## TASK REQUIREMENTS
Repeat exactly the lines beginning at the one that contains "Parse this screenshot: output" and running to the end of the material. Omit the pictures.

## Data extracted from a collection
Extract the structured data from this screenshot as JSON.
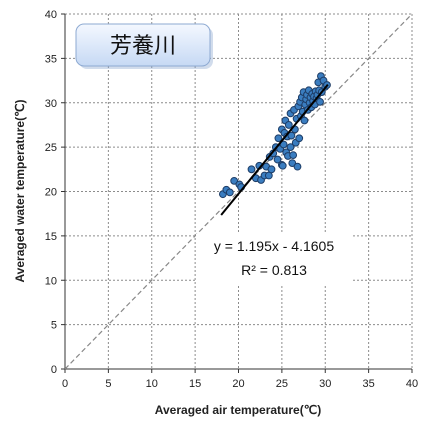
{
  "chart_data": {
    "type": "scatter",
    "title": "芳養川",
    "xlabel": "Averaged air temperature(℃)",
    "ylabel": "Averaged water temperature(℃)",
    "xlim": [
      0,
      40
    ],
    "ylim": [
      0,
      40
    ],
    "xticks": [
      0,
      5,
      10,
      15,
      20,
      25,
      30,
      35,
      40
    ],
    "yticks": [
      0,
      5,
      10,
      15,
      20,
      25,
      30,
      35,
      40
    ],
    "grid": true,
    "reference_line": {
      "style": "dashed",
      "x": [
        0,
        40
      ],
      "y": [
        0,
        40
      ]
    },
    "regression": {
      "slope": 1.195,
      "intercept": -4.1605,
      "x_range": [
        18,
        30.3
      ]
    },
    "annotations": [
      "y = 1.195x - 4.1605",
      "R² = 0.813"
    ],
    "points": [
      [
        18.2,
        19.7
      ],
      [
        18.6,
        20.2
      ],
      [
        19.0,
        19.9
      ],
      [
        19.5,
        21.2
      ],
      [
        20.1,
        20.8
      ],
      [
        20.3,
        20.5
      ],
      [
        21.5,
        22.5
      ],
      [
        22.0,
        21.5
      ],
      [
        22.4,
        22.9
      ],
      [
        22.6,
        21.3
      ],
      [
        23.0,
        21.8
      ],
      [
        23.2,
        22.8
      ],
      [
        23.5,
        21.8
      ],
      [
        23.6,
        23.9
      ],
      [
        23.8,
        22.5
      ],
      [
        24.0,
        24.3
      ],
      [
        24.3,
        25.0
      ],
      [
        24.5,
        23.6
      ],
      [
        24.6,
        26.0
      ],
      [
        24.8,
        24.8
      ],
      [
        25.0,
        27.0
      ],
      [
        25.0,
        23.0
      ],
      [
        25.1,
        22.9
      ],
      [
        25.2,
        25.3
      ],
      [
        25.3,
        26.6
      ],
      [
        25.4,
        28.0
      ],
      [
        25.5,
        24.4
      ],
      [
        25.6,
        26.2
      ],
      [
        25.7,
        24.0
      ],
      [
        25.8,
        27.5
      ],
      [
        26.0,
        25.0
      ],
      [
        26.0,
        28.8
      ],
      [
        26.1,
        26.3
      ],
      [
        26.2,
        23.2
      ],
      [
        26.3,
        24.1
      ],
      [
        26.4,
        29.2
      ],
      [
        26.5,
        27.0
      ],
      [
        26.6,
        25.5
      ],
      [
        26.7,
        28.2
      ],
      [
        26.8,
        22.8
      ],
      [
        26.9,
        29.6
      ],
      [
        27.0,
        26.0
      ],
      [
        27.1,
        30.1
      ],
      [
        27.2,
        28.5
      ],
      [
        27.3,
        30.6
      ],
      [
        27.4,
        29.0
      ],
      [
        27.5,
        31.2
      ],
      [
        27.6,
        28.0
      ],
      [
        27.7,
        29.8
      ],
      [
        27.8,
        30.4
      ],
      [
        27.9,
        30.9
      ],
      [
        28.0,
        29.2
      ],
      [
        28.1,
        31.4
      ],
      [
        28.2,
        30.0
      ],
      [
        28.3,
        30.6
      ],
      [
        28.4,
        29.5
      ],
      [
        28.5,
        31.0
      ],
      [
        28.6,
        30.2
      ],
      [
        28.7,
        30.7
      ],
      [
        28.8,
        29.8
      ],
      [
        28.9,
        31.3
      ],
      [
        29.0,
        30.5
      ],
      [
        29.1,
        30.9
      ],
      [
        29.2,
        32.3
      ],
      [
        29.3,
        31.4
      ],
      [
        29.4,
        30.1
      ],
      [
        29.5,
        33.0
      ],
      [
        29.6,
        31.2
      ],
      [
        29.8,
        32.5
      ],
      [
        30.0,
        31.8
      ],
      [
        30.2,
        32.0
      ]
    ],
    "colors": {
      "point_fill": "#3a7dc0",
      "point_stroke": "#1e3d66",
      "regression": "#000000",
      "reference": "#888888",
      "grid": "#8c8c8c"
    }
  }
}
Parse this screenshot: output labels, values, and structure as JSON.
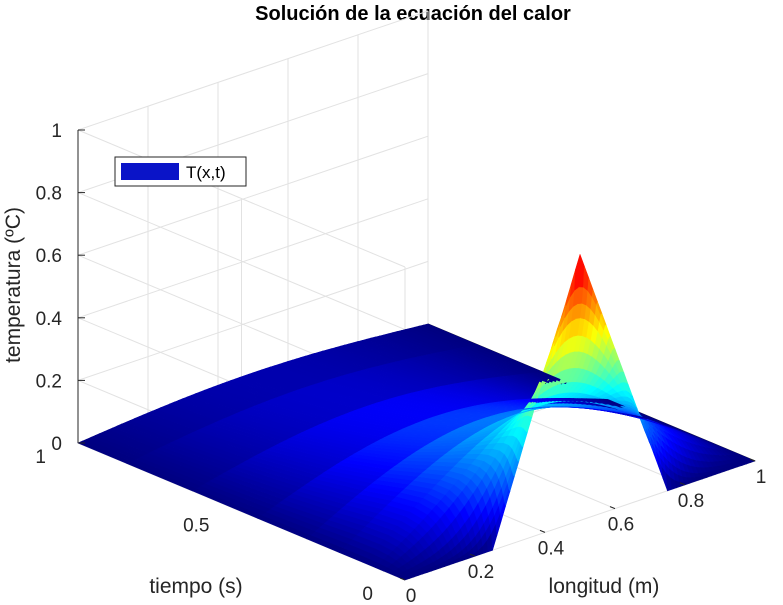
{
  "chart_data": {
    "type": "surface",
    "title": "Solución de la ecuación del calor",
    "xlabel": "longitud (m)",
    "ylabel": "tiempo (s)",
    "zlabel": "temperatura (ºC)",
    "xlim": [
      0,
      1
    ],
    "ylim": [
      0,
      1
    ],
    "zlim": [
      0,
      1
    ],
    "x_ticks": [
      "0",
      "0.2",
      "0.4",
      "0.6",
      "0.8",
      "1"
    ],
    "y_ticks": [
      "0",
      "0.5",
      "1"
    ],
    "z_ticks": [
      "0",
      "0.2",
      "0.4",
      "0.6",
      "0.8",
      "1"
    ],
    "legend": {
      "label": "T(x,t)",
      "placement": "top-left",
      "color": "#0a14c8"
    },
    "grid": true,
    "colormap": "jet",
    "initial_condition": {
      "description": "triangular pulse",
      "x_start": 0.25,
      "x_peak": 0.5,
      "x_end": 0.75,
      "peak_temperature": 0.85
    },
    "boundary_condition": {
      "x": 1,
      "temperature": 0
    },
    "t_profile_shown": 0.08
  }
}
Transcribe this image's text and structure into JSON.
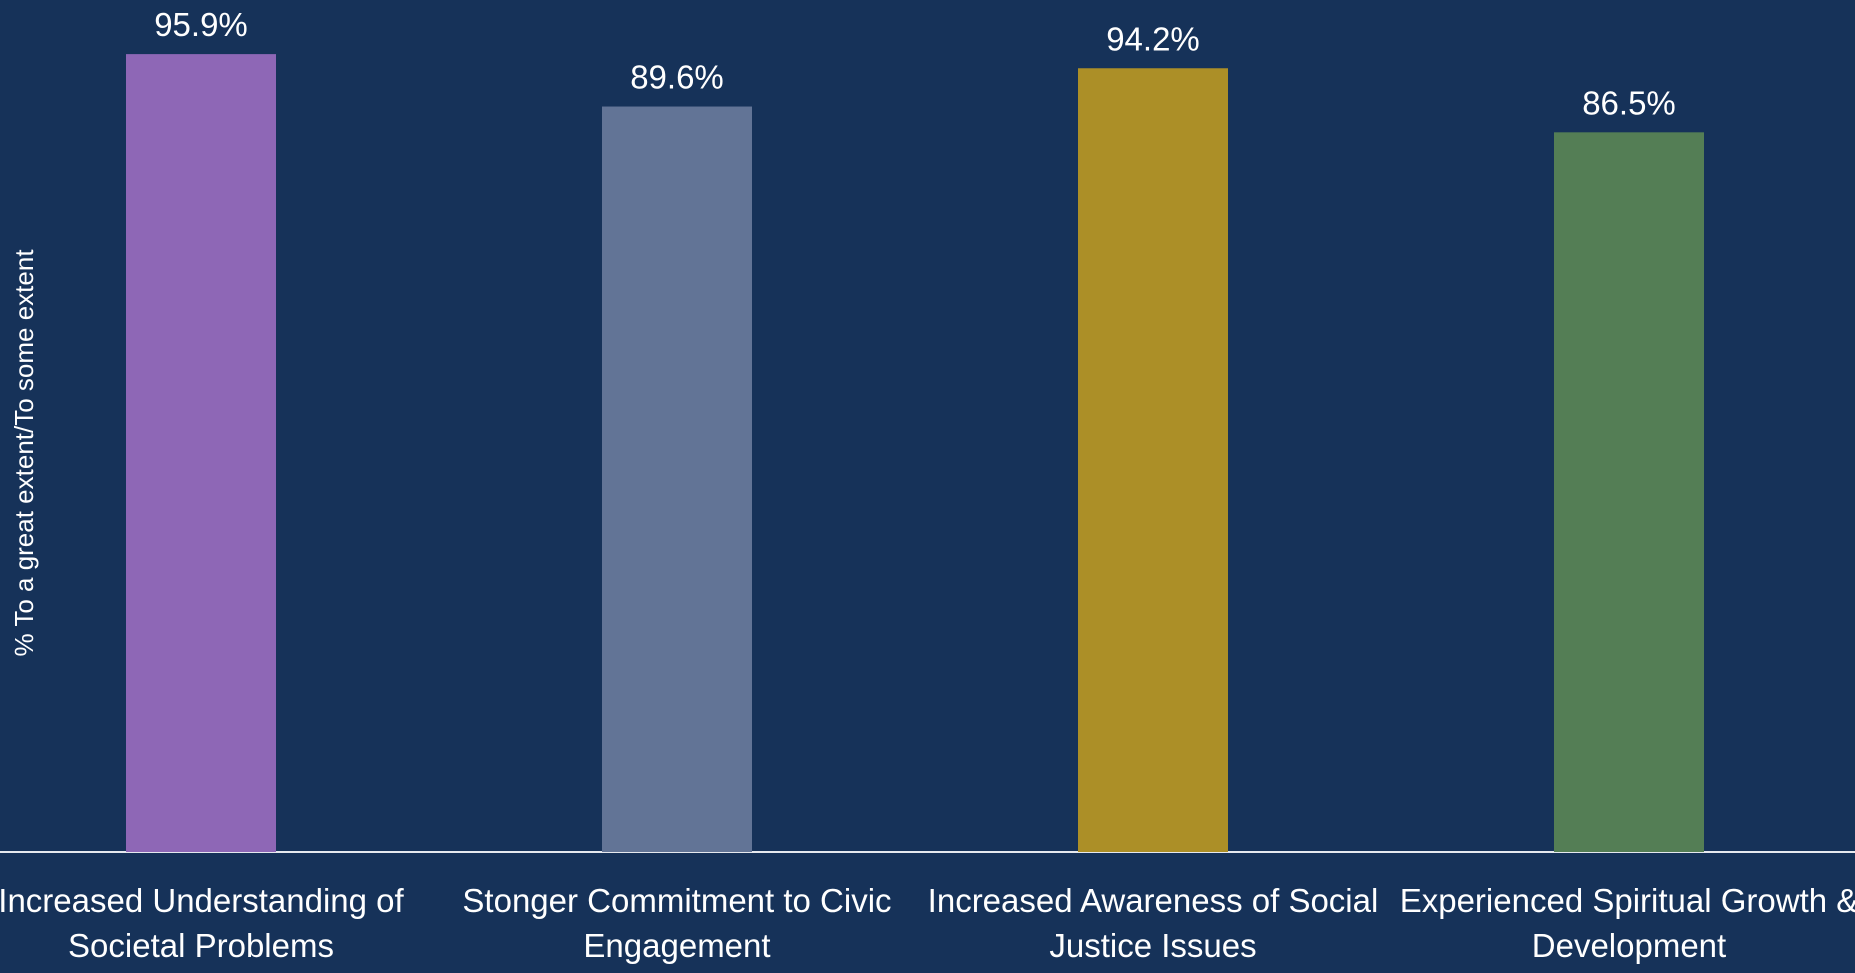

## ANSWER TO THE TASK
Parse this screenshot: output labels, values, and structure as JSON.
{
  "chart_data": {
    "type": "surface",
    "title": "Solución de la ecuación del calor",
    "xlabel": "longitud (m)",
    "ylabel": "tiempo (s)",
    "zlabel": "temperatura (ºC)",
    "xlim": [
      0,
      1
    ],
    "ylim": [
      0,
      1
    ],
    "zlim": [
      0,
      1
    ],
    "x_ticks": [
      "0",
      "0.2",
      "0.4",
      "0.6",
      "0.8",
      "1"
    ],
    "y_ticks": [
      "0",
      "0.5",
      "1"
    ],
    "z_ticks": [
      "0",
      "0.2",
      "0.4",
      "0.6",
      "0.8",
      "1"
    ],
    "legend": {
      "label": "T(x,t)",
      "placement": "top-left",
      "color": "#0a14c8"
    },
    "grid": true,
    "colormap": "jet",
    "initial_condition": {
      "description": "triangular pulse",
      "x_start": 0.25,
      "x_peak": 0.5,
      "x_end": 0.75,
      "peak_temperature": 0.85
    },
    "boundary_condition": {
      "x": 1,
      "temperature": 0
    },
    "t_profile_shown": 0.08
  }
}
Transcribe this image's text and structure into JSON.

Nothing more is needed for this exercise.